== WHAT TO DO ==
An exact copy of all the data is required, with pictures left out.

== RECORD EXTRACTS ==
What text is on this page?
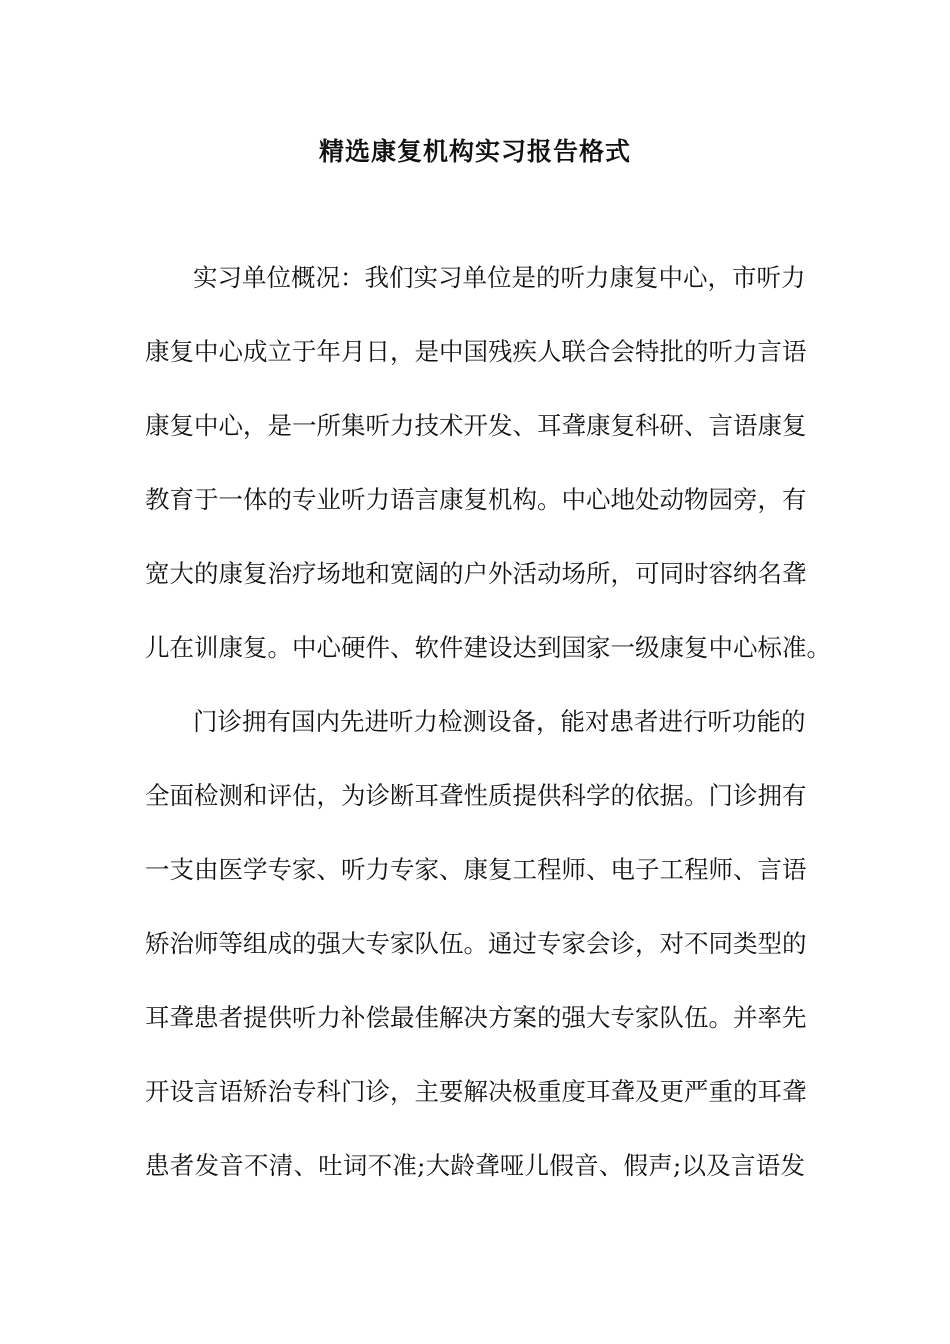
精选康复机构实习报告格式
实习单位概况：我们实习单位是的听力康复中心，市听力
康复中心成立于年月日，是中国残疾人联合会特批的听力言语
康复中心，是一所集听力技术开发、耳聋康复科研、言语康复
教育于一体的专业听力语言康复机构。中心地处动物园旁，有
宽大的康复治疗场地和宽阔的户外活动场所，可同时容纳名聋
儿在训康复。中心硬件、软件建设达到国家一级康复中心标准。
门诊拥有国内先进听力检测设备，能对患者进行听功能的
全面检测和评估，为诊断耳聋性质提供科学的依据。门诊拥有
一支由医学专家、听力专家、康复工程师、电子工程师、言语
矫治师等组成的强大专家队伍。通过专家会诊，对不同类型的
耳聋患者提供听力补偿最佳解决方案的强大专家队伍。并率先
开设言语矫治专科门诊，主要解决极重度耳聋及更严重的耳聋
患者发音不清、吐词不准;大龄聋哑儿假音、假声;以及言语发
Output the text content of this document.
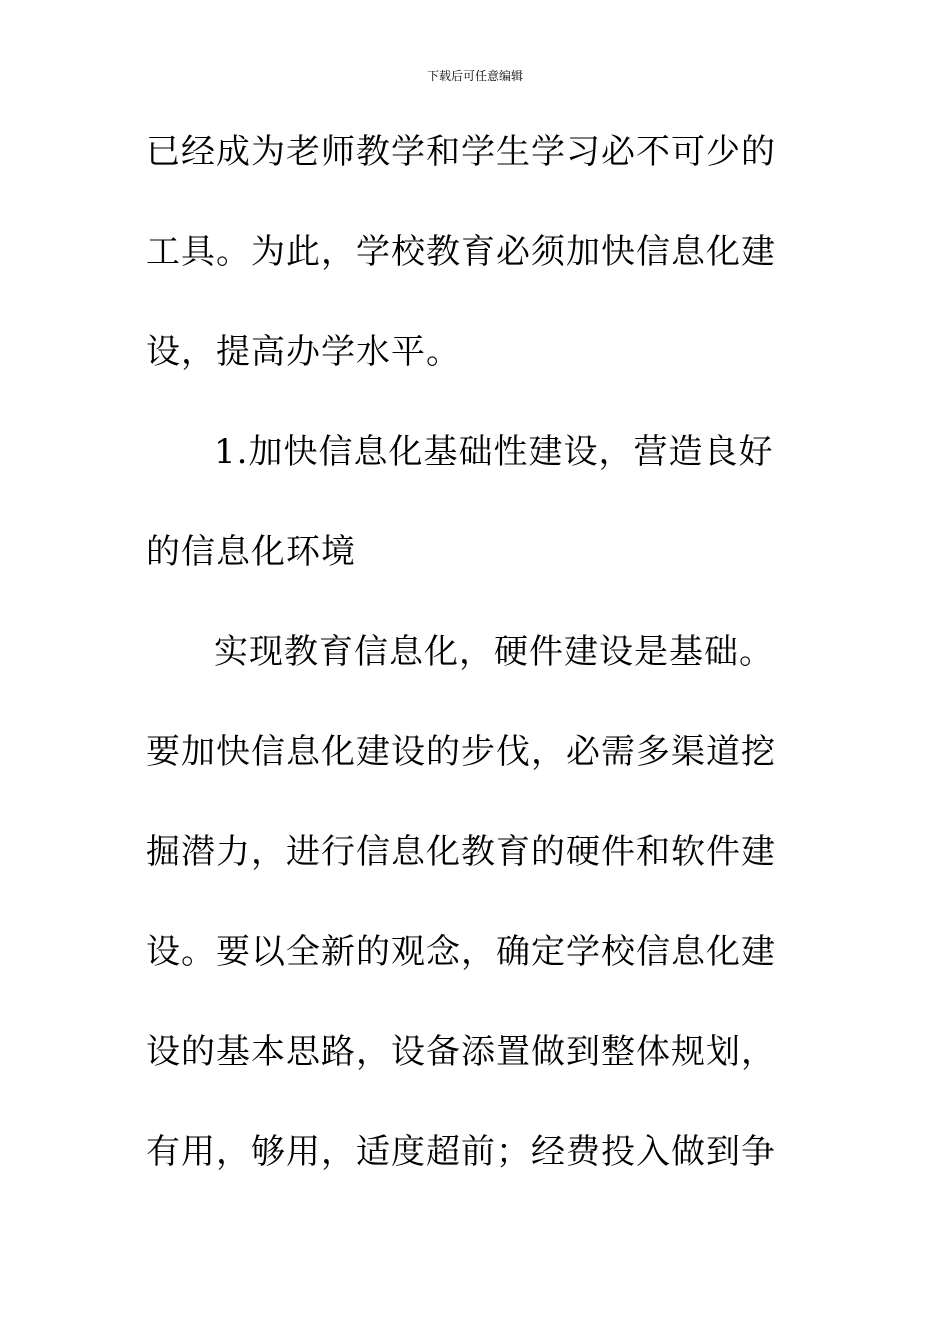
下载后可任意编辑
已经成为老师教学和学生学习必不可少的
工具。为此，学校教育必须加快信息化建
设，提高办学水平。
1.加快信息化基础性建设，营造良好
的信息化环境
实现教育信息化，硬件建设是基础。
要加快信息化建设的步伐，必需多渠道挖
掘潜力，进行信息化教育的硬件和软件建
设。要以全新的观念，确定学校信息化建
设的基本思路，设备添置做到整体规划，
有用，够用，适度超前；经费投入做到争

== ANSWER TO THE TASK ==
What text is on this page?
精选康复机构实习报告格式
实习单位概况：我们实习单位是的听力康复中心，市听力
康复中心成立于年月日，是中国残疾人联合会特批的听力言语
康复中心，是一所集听力技术开发、耳聋康复科研、言语康复
教育于一体的专业听力语言康复机构。中心地处动物园旁，有
宽大的康复治疗场地和宽阔的户外活动场所，可同时容纳名聋
儿在训康复。中心硬件、软件建设达到国家一级康复中心标准。
门诊拥有国内先进听力检测设备，能对患者进行听功能的
全面检测和评估，为诊断耳聋性质提供科学的依据。门诊拥有
一支由医学专家、听力专家、康复工程师、电子工程师、言语
矫治师等组成的强大专家队伍。通过专家会诊，对不同类型的
耳聋患者提供听力补偿最佳解决方案的强大专家队伍。并率先
开设言语矫治专科门诊，主要解决极重度耳聋及更严重的耳聋
患者发音不清、吐词不准;大龄聋哑儿假音、假声;以及言语发
Output the text content of this document.
下载后可任意编辑
已经成为老师教学和学生学习必不可少的
工具。为此，学校教育必须加快信息化建
设，提高办学水平。
1.加快信息化基础性建设，营造良好
的信息化环境
实现教育信息化，硬件建设是基础。
要加快信息化建设的步伐，必需多渠道挖
掘潜力，进行信息化教育的硬件和软件建
设。要以全新的观念，确定学校信息化建
设的基本思路，设备添置做到整体规划，
有用，够用，适度超前；经费投入做到争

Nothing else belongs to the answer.